PROVIDED RECORDS
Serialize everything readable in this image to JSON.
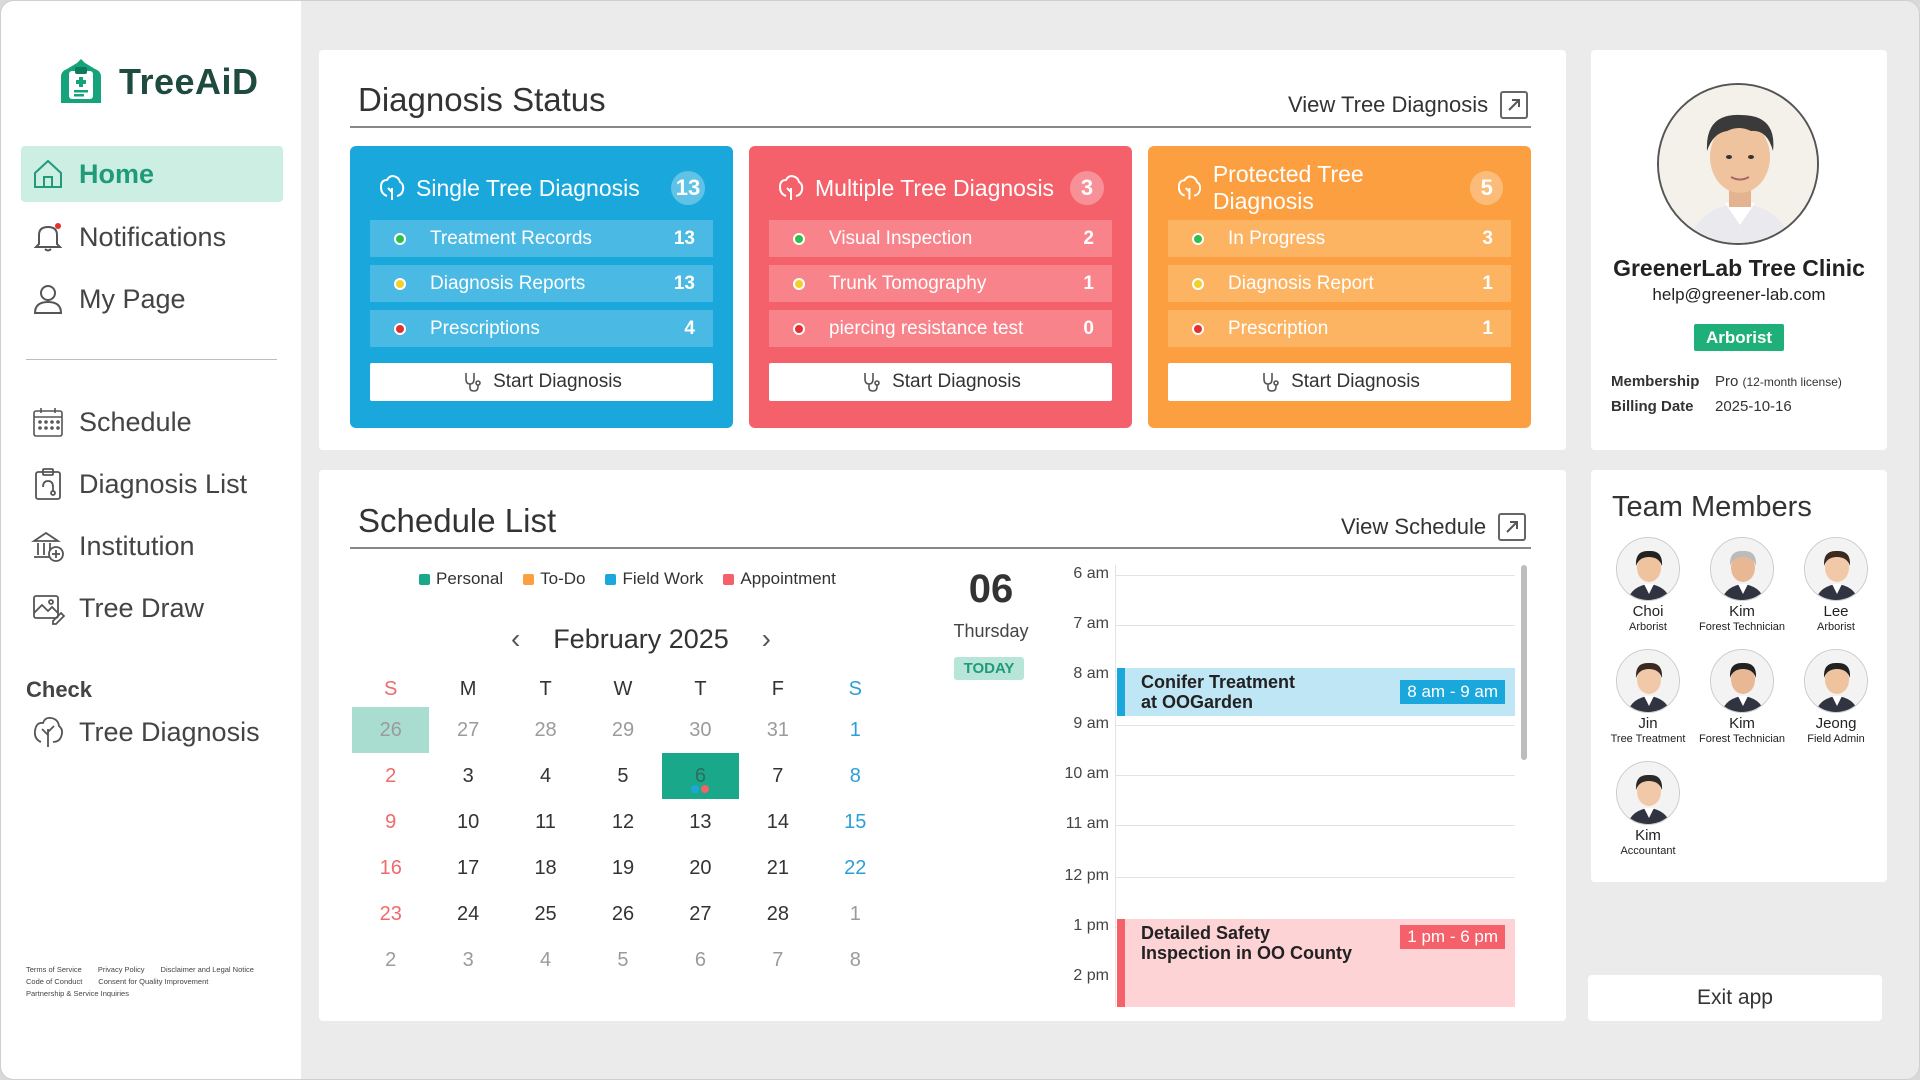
{
  "app": {
    "name": "TreeAiD"
  },
  "sidebar": {
    "nav": [
      {
        "label": "Home",
        "icon": "home-icon",
        "active": true
      },
      {
        "label": "Notifications",
        "icon": "bell-icon"
      },
      {
        "label": "My Page",
        "icon": "user-icon"
      }
    ],
    "menu": [
      {
        "label": "Schedule",
        "icon": "calendar-icon"
      },
      {
        "label": "Diagnosis List",
        "icon": "clipboard-icon"
      },
      {
        "label": "Institution",
        "icon": "institution-icon"
      },
      {
        "label": "Tree Draw",
        "icon": "image-edit-icon"
      }
    ],
    "check_label": "Check",
    "check_item": {
      "label": "Tree Diagnosis",
      "icon": "tree-icon"
    },
    "footer_links": [
      "Terms of Service",
      "Privacy Policy",
      "Disclaimer and Legal Notice",
      "Code of Conduct",
      "Consent for Quality Improvement",
      "Partnership & Service Inquiries"
    ]
  },
  "diagnosis_status": {
    "title": "Diagnosis Status",
    "view_link": "View Tree Diagnosis",
    "start_label": "Start Diagnosis",
    "boxes": [
      {
        "title": "Single Tree Diagnosis",
        "count": "13",
        "color": "#1aa8dc",
        "rows": [
          {
            "label": "Treatment Records",
            "value": "13",
            "dot": "green"
          },
          {
            "label": "Diagnosis Reports",
            "value": "13",
            "dot": "yellow"
          },
          {
            "label": "Prescriptions",
            "value": "4",
            "dot": "red"
          }
        ]
      },
      {
        "title": "Multiple Tree Diagnosis",
        "count": "3",
        "color": "#f5616a",
        "rows": [
          {
            "label": "Visual Inspection",
            "value": "2",
            "dot": "green"
          },
          {
            "label": "Trunk Tomography",
            "value": "1",
            "dot": "yellow"
          },
          {
            "label": "piercing resistance test",
            "value": "0",
            "dot": "red"
          }
        ]
      },
      {
        "title": "Protected Tree Diagnosis",
        "count": "5",
        "color": "#fb9f40",
        "rows": [
          {
            "label": "In Progress",
            "value": "3",
            "dot": "green"
          },
          {
            "label": "Diagnosis Report",
            "value": "1",
            "dot": "yellow"
          },
          {
            "label": "Prescription",
            "value": "1",
            "dot": "red"
          }
        ]
      }
    ]
  },
  "profile": {
    "name": "GreenerLab Tree Clinic",
    "email": "help@greener-lab.com",
    "role": "Arborist",
    "membership_label": "Membership",
    "membership_value": "Pro",
    "membership_note": "(12-month license)",
    "billing_label": "Billing Date",
    "billing_value": "2025-10-16"
  },
  "schedule": {
    "title": "Schedule List",
    "view_link": "View Schedule",
    "legend": [
      {
        "label": "Personal",
        "color": "#1aa88a"
      },
      {
        "label": "To-Do",
        "color": "#fb9f40"
      },
      {
        "label": "Field Work",
        "color": "#1aa8dc"
      },
      {
        "label": "Appointment",
        "color": "#f5616a"
      }
    ],
    "month_label": "February 2025",
    "weekdays": [
      "S",
      "M",
      "T",
      "W",
      "T",
      "F",
      "S"
    ],
    "weeks": [
      [
        "26",
        "27",
        "28",
        "29",
        "30",
        "31",
        "1"
      ],
      [
        "2",
        "3",
        "4",
        "5",
        "6",
        "7",
        "8"
      ],
      [
        "9",
        "10",
        "11",
        "12",
        "13",
        "14",
        "15"
      ],
      [
        "16",
        "17",
        "18",
        "19",
        "20",
        "21",
        "22"
      ],
      [
        "23",
        "24",
        "25",
        "26",
        "27",
        "28",
        "1"
      ],
      [
        "2",
        "3",
        "4",
        "5",
        "6",
        "7",
        "8"
      ]
    ],
    "day_number": "06",
    "day_name": "Thursday",
    "today_label": "TODAY",
    "hours": [
      "6 am",
      "7 am",
      "8 am",
      "9 am",
      "10 am",
      "11 am",
      "12 pm",
      "1 pm",
      "2 pm"
    ],
    "events": [
      {
        "title_line1": "Conifer Treatment",
        "title_line2": "at OOGarden",
        "time": "8 am - 9 am",
        "color": "#1aa8dc"
      },
      {
        "title_line1": "Detailed Safety",
        "title_line2": "Inspection in OO County",
        "time": "1 pm - 6 pm",
        "color": "#f5616a"
      }
    ]
  },
  "team": {
    "title": "Team Members",
    "members": [
      {
        "name": "Choi",
        "role": "Arborist"
      },
      {
        "name": "Kim",
        "role": "Forest Technician"
      },
      {
        "name": "Lee",
        "role": "Arborist"
      },
      {
        "name": "Jin",
        "role": "Tree Treatment"
      },
      {
        "name": "Kim",
        "role": "Forest Technician"
      },
      {
        "name": "Jeong",
        "role": "Field Admin"
      },
      {
        "name": "Kim",
        "role": "Accountant"
      }
    ]
  },
  "exit_label": "Exit app"
}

YOUR OBJECTIVE
Transcribe all the records above word for word, without their images.

SOLUTION TO THIS PROBLEM
Serialize everything readable in this image to JSON.
{
  "app": {
    "name": "TreeAiD"
  },
  "sidebar": {
    "nav": [
      {
        "label": "Home",
        "icon": "home-icon",
        "active": true
      },
      {
        "label": "Notifications",
        "icon": "bell-icon"
      },
      {
        "label": "My Page",
        "icon": "user-icon"
      }
    ],
    "menu": [
      {
        "label": "Schedule",
        "icon": "calendar-icon"
      },
      {
        "label": "Diagnosis List",
        "icon": "clipboard-icon"
      },
      {
        "label": "Institution",
        "icon": "institution-icon"
      },
      {
        "label": "Tree Draw",
        "icon": "image-edit-icon"
      }
    ],
    "check_label": "Check",
    "check_item": {
      "label": "Tree Diagnosis",
      "icon": "tree-icon"
    },
    "footer_links": [
      "Terms of Service",
      "Privacy Policy",
      "Disclaimer and Legal Notice",
      "Code of Conduct",
      "Consent for Quality Improvement",
      "Partnership & Service Inquiries"
    ]
  },
  "diagnosis_status": {
    "title": "Diagnosis Status",
    "view_link": "View Tree Diagnosis",
    "start_label": "Start Diagnosis",
    "boxes": [
      {
        "title": "Single Tree Diagnosis",
        "count": "13",
        "color": "#1aa8dc",
        "rows": [
          {
            "label": "Treatment Records",
            "value": "13",
            "dot": "green"
          },
          {
            "label": "Diagnosis Reports",
            "value": "13",
            "dot": "yellow"
          },
          {
            "label": "Prescriptions",
            "value": "4",
            "dot": "red"
          }
        ]
      },
      {
        "title": "Multiple Tree Diagnosis",
        "count": "3",
        "color": "#f5616a",
        "rows": [
          {
            "label": "Visual Inspection",
            "value": "2",
            "dot": "green"
          },
          {
            "label": "Trunk Tomography",
            "value": "1",
            "dot": "yellow"
          },
          {
            "label": "piercing resistance test",
            "value": "0",
            "dot": "red"
          }
        ]
      },
      {
        "title": "Protected Tree Diagnosis",
        "count": "5",
        "color": "#fb9f40",
        "rows": [
          {
            "label": "In Progress",
            "value": "3",
            "dot": "green"
          },
          {
            "label": "Diagnosis Report",
            "value": "1",
            "dot": "yellow"
          },
          {
            "label": "Prescription",
            "value": "1",
            "dot": "red"
          }
        ]
      }
    ]
  },
  "profile": {
    "name": "GreenerLab Tree Clinic",
    "email": "help@greener-lab.com",
    "role": "Arborist",
    "membership_label": "Membership",
    "membership_value": "Pro",
    "membership_note": "(12-month license)",
    "billing_label": "Billing Date",
    "billing_value": "2025-10-16"
  },
  "schedule": {
    "title": "Schedule List",
    "view_link": "View Schedule",
    "legend": [
      {
        "label": "Personal",
        "color": "#1aa88a"
      },
      {
        "label": "To-Do",
        "color": "#fb9f40"
      },
      {
        "label": "Field Work",
        "color": "#1aa8dc"
      },
      {
        "label": "Appointment",
        "color": "#f5616a"
      }
    ],
    "month_label": "February 2025",
    "weekdays": [
      "S",
      "M",
      "T",
      "W",
      "T",
      "F",
      "S"
    ],
    "weeks": [
      [
        "26",
        "27",
        "28",
        "29",
        "30",
        "31",
        "1"
      ],
      [
        "2",
        "3",
        "4",
        "5",
        "6",
        "7",
        "8"
      ],
      [
        "9",
        "10",
        "11",
        "12",
        "13",
        "14",
        "15"
      ],
      [
        "16",
        "17",
        "18",
        "19",
        "20",
        "21",
        "22"
      ],
      [
        "23",
        "24",
        "25",
        "26",
        "27",
        "28",
        "1"
      ],
      [
        "2",
        "3",
        "4",
        "5",
        "6",
        "7",
        "8"
      ]
    ],
    "day_number": "06",
    "day_name": "Thursday",
    "today_label": "TODAY",
    "hours": [
      "6 am",
      "7 am",
      "8 am",
      "9 am",
      "10 am",
      "11 am",
      "12 pm",
      "1 pm",
      "2 pm"
    ],
    "events": [
      {
        "title_line1": "Conifer Treatment",
        "title_line2": "at OOGarden",
        "time": "8 am - 9 am",
        "color": "#1aa8dc"
      },
      {
        "title_line1": "Detailed Safety",
        "title_line2": "Inspection in OO County",
        "time": "1 pm - 6 pm",
        "color": "#f5616a"
      }
    ]
  },
  "team": {
    "title": "Team Members",
    "members": [
      {
        "name": "Choi",
        "role": "Arborist"
      },
      {
        "name": "Kim",
        "role": "Forest Technician"
      },
      {
        "name": "Lee",
        "role": "Arborist"
      },
      {
        "name": "Jin",
        "role": "Tree Treatment"
      },
      {
        "name": "Kim",
        "role": "Forest Technician"
      },
      {
        "name": "Jeong",
        "role": "Field Admin"
      },
      {
        "name": "Kim",
        "role": "Accountant"
      }
    ]
  },
  "exit_label": "Exit app"
}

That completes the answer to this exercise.